**Direction:**
Your task is to copy the listing exactly, with the pictures left out.

Stored data entries:
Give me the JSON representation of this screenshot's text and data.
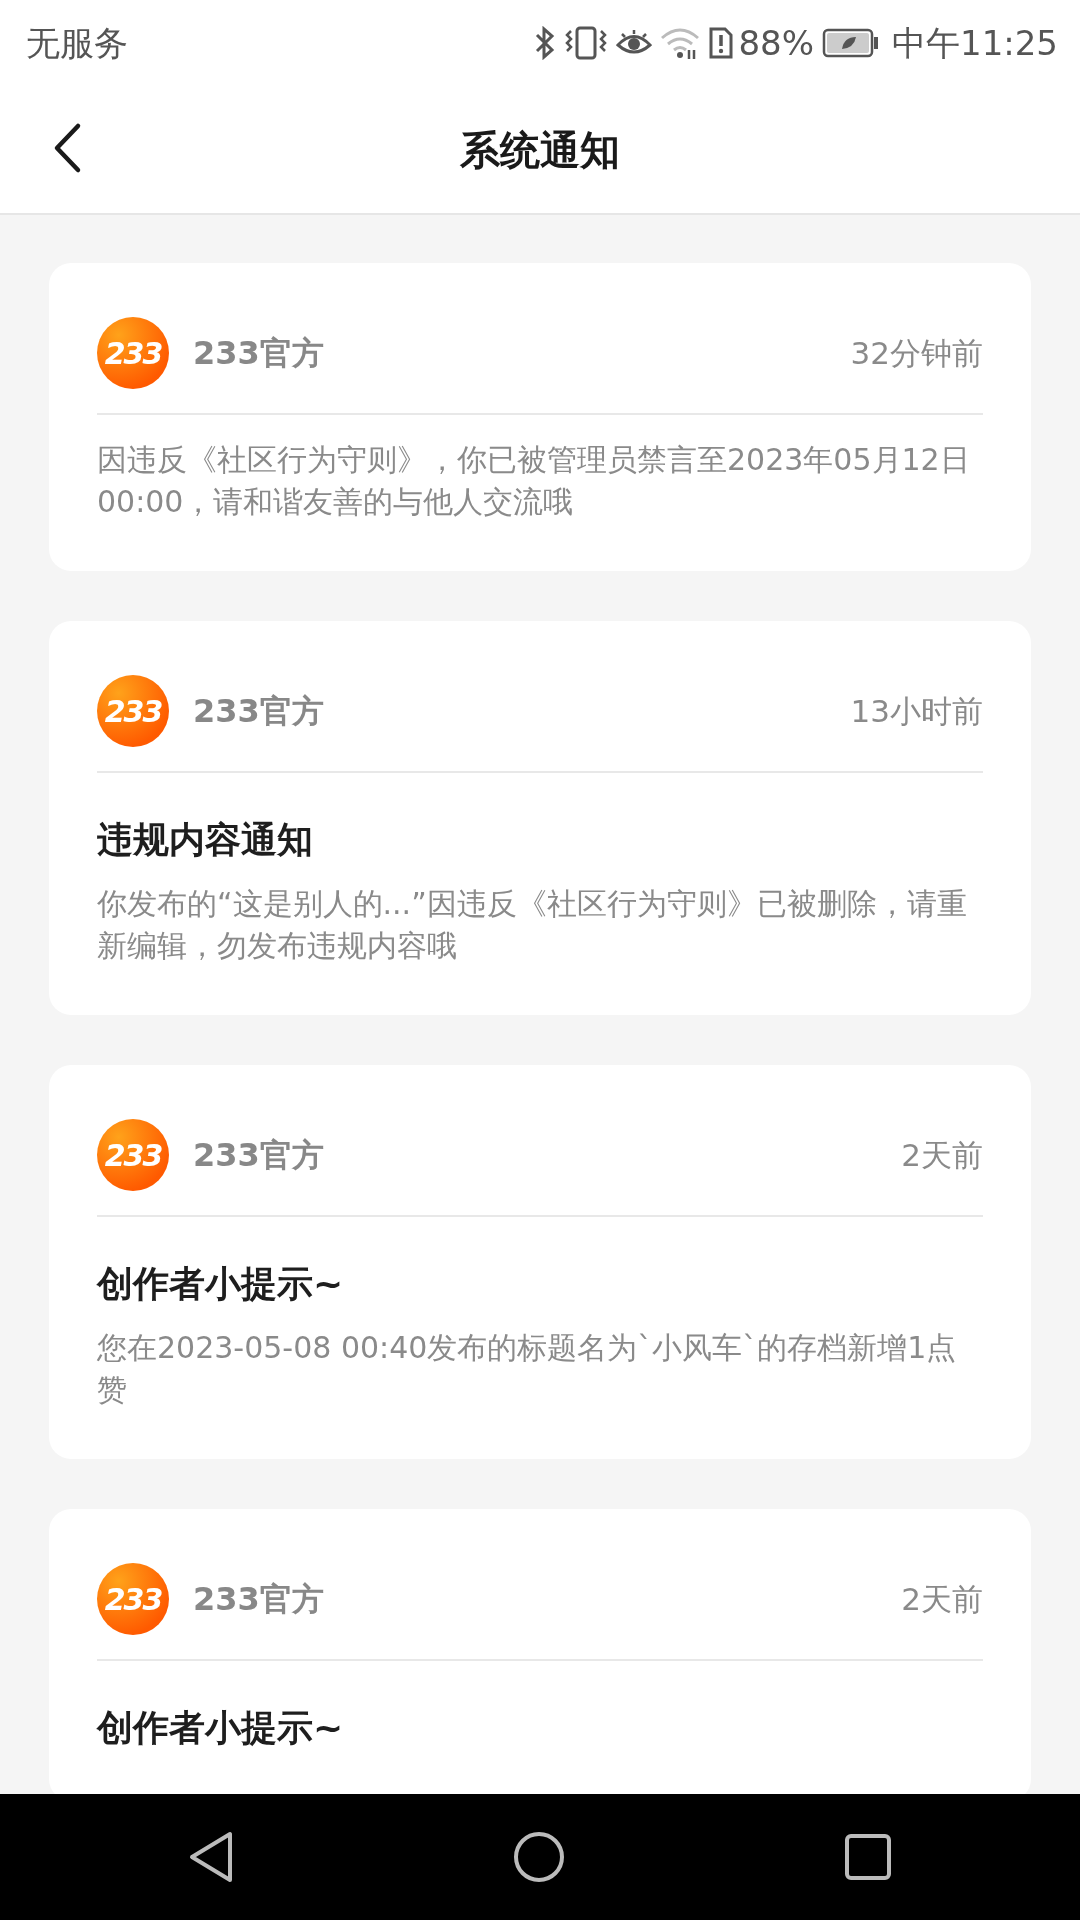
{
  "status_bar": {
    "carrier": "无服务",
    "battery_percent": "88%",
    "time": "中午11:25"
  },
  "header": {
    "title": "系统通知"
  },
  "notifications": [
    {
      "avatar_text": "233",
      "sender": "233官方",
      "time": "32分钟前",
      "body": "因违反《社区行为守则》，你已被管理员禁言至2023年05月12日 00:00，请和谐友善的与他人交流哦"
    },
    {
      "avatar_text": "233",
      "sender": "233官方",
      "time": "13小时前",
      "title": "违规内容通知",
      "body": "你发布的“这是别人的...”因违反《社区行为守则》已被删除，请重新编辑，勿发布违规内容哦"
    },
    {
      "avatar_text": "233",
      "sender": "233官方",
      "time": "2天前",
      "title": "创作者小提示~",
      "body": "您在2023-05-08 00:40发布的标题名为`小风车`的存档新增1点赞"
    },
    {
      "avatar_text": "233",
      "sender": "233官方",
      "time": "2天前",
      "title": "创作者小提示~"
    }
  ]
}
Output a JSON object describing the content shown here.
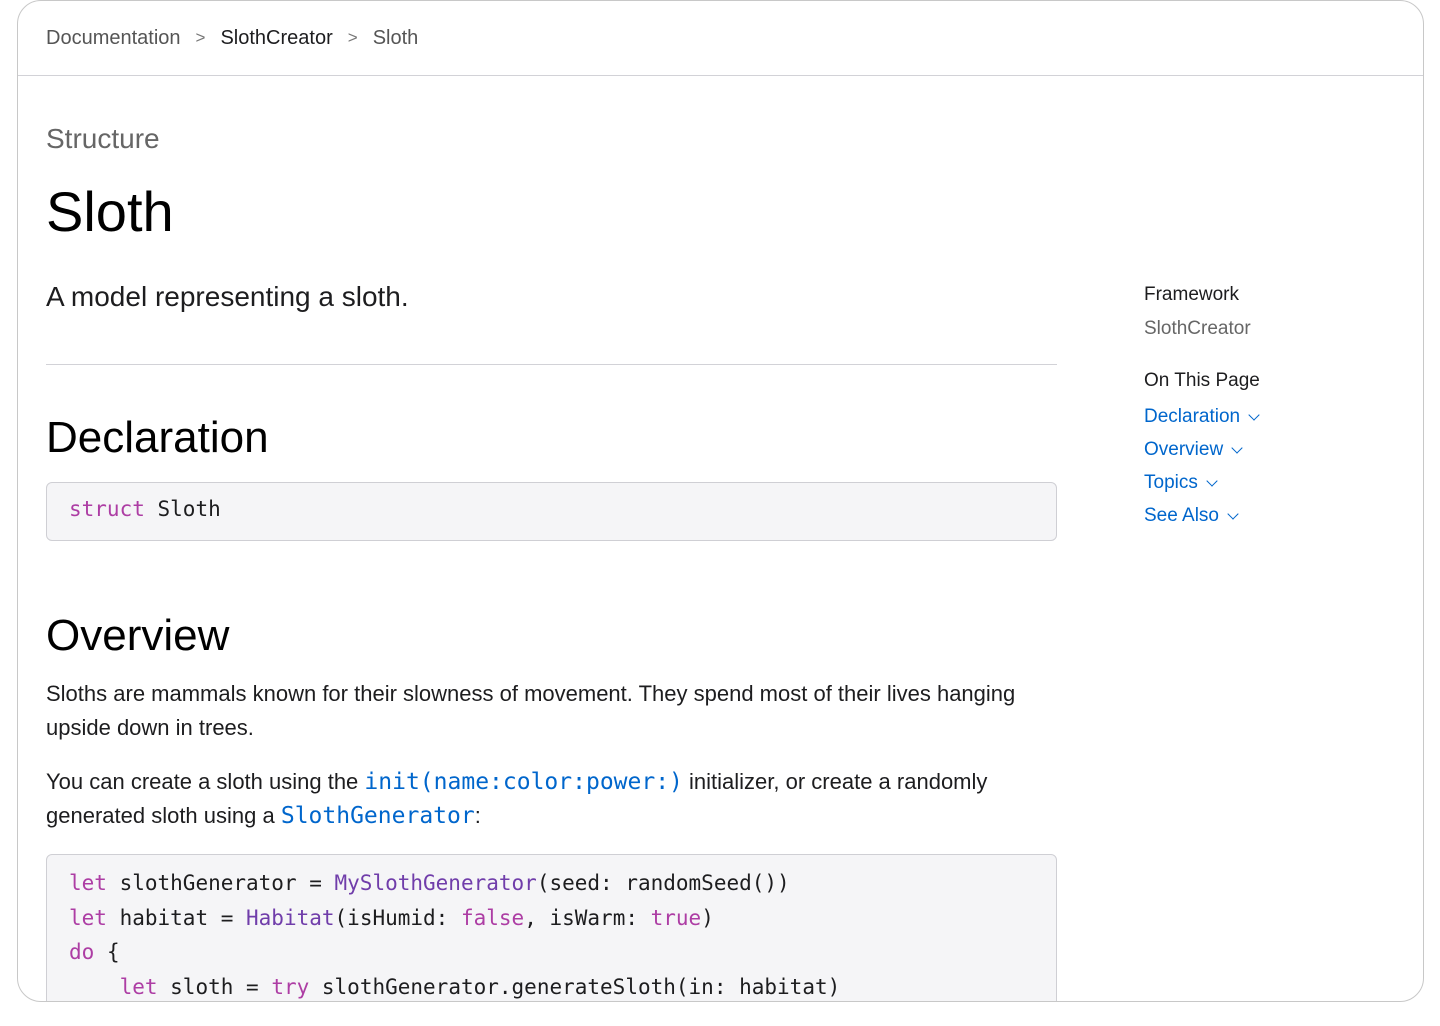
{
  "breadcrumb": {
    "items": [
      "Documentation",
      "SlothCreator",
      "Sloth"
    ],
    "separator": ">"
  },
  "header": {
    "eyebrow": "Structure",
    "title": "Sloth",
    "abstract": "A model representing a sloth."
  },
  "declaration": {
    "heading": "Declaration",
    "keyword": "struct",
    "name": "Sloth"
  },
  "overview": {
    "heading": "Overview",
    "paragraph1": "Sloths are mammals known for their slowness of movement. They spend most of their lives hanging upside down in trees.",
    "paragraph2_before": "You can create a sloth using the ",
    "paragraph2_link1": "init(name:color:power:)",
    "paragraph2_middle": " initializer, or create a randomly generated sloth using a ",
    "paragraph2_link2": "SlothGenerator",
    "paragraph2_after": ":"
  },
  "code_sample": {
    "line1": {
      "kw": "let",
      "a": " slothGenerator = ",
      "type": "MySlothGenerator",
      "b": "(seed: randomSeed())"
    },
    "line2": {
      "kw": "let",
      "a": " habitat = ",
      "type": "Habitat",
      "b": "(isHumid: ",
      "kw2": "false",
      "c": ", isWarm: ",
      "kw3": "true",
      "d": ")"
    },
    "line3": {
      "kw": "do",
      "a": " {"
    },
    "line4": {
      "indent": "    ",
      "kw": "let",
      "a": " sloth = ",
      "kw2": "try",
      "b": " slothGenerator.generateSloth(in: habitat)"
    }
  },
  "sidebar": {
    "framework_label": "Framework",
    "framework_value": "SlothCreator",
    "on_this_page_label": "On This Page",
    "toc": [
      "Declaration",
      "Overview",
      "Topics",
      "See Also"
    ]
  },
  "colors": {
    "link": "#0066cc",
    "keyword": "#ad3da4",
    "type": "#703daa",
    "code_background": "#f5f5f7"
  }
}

**Task solution:**
Give me the JSON representation of this screenshot's text and data.
{
  "status_bar": {
    "carrier": "无服务",
    "battery_percent": "88%",
    "time": "中午11:25"
  },
  "header": {
    "title": "系统通知"
  },
  "notifications": [
    {
      "avatar_text": "233",
      "sender": "233官方",
      "time": "32分钟前",
      "body": "因违反《社区行为守则》，你已被管理员禁言至2023年05月12日 00:00，请和谐友善的与他人交流哦"
    },
    {
      "avatar_text": "233",
      "sender": "233官方",
      "time": "13小时前",
      "title": "违规内容通知",
      "body": "你发布的“这是别人的...”因违反《社区行为守则》已被删除，请重新编辑，勿发布违规内容哦"
    },
    {
      "avatar_text": "233",
      "sender": "233官方",
      "time": "2天前",
      "title": "创作者小提示~",
      "body": "您在2023-05-08 00:40发布的标题名为`小风车`的存档新增1点赞"
    },
    {
      "avatar_text": "233",
      "sender": "233官方",
      "time": "2天前",
      "title": "创作者小提示~"
    }
  ]
}
Output a JSON object describing the content shown here.
{
  "breadcrumb": {
    "items": [
      "Documentation",
      "SlothCreator",
      "Sloth"
    ],
    "separator": ">"
  },
  "header": {
    "eyebrow": "Structure",
    "title": "Sloth",
    "abstract": "A model representing a sloth."
  },
  "declaration": {
    "heading": "Declaration",
    "keyword": "struct",
    "name": "Sloth"
  },
  "overview": {
    "heading": "Overview",
    "paragraph1": "Sloths are mammals known for their slowness of movement. They spend most of their lives hanging upside down in trees.",
    "paragraph2_before": "You can create a sloth using the ",
    "paragraph2_link1": "init(name:color:power:)",
    "paragraph2_middle": " initializer, or create a randomly generated sloth using a ",
    "paragraph2_link2": "SlothGenerator",
    "paragraph2_after": ":"
  },
  "code_sample": {
    "line1": {
      "kw": "let",
      "a": " slothGenerator = ",
      "type": "MySlothGenerator",
      "b": "(seed: randomSeed())"
    },
    "line2": {
      "kw": "let",
      "a": " habitat = ",
      "type": "Habitat",
      "b": "(isHumid: ",
      "kw2": "false",
      "c": ", isWarm: ",
      "kw3": "true",
      "d": ")"
    },
    "line3": {
      "kw": "do",
      "a": " {"
    },
    "line4": {
      "indent": "    ",
      "kw": "let",
      "a": " sloth = ",
      "kw2": "try",
      "b": " slothGenerator.generateSloth(in: habitat)"
    }
  },
  "sidebar": {
    "framework_label": "Framework",
    "framework_value": "SlothCreator",
    "on_this_page_label": "On This Page",
    "toc": [
      "Declaration",
      "Overview",
      "Topics",
      "See Also"
    ]
  },
  "colors": {
    "link": "#0066cc",
    "keyword": "#ad3da4",
    "type": "#703daa",
    "code_background": "#f5f5f7"
  }
}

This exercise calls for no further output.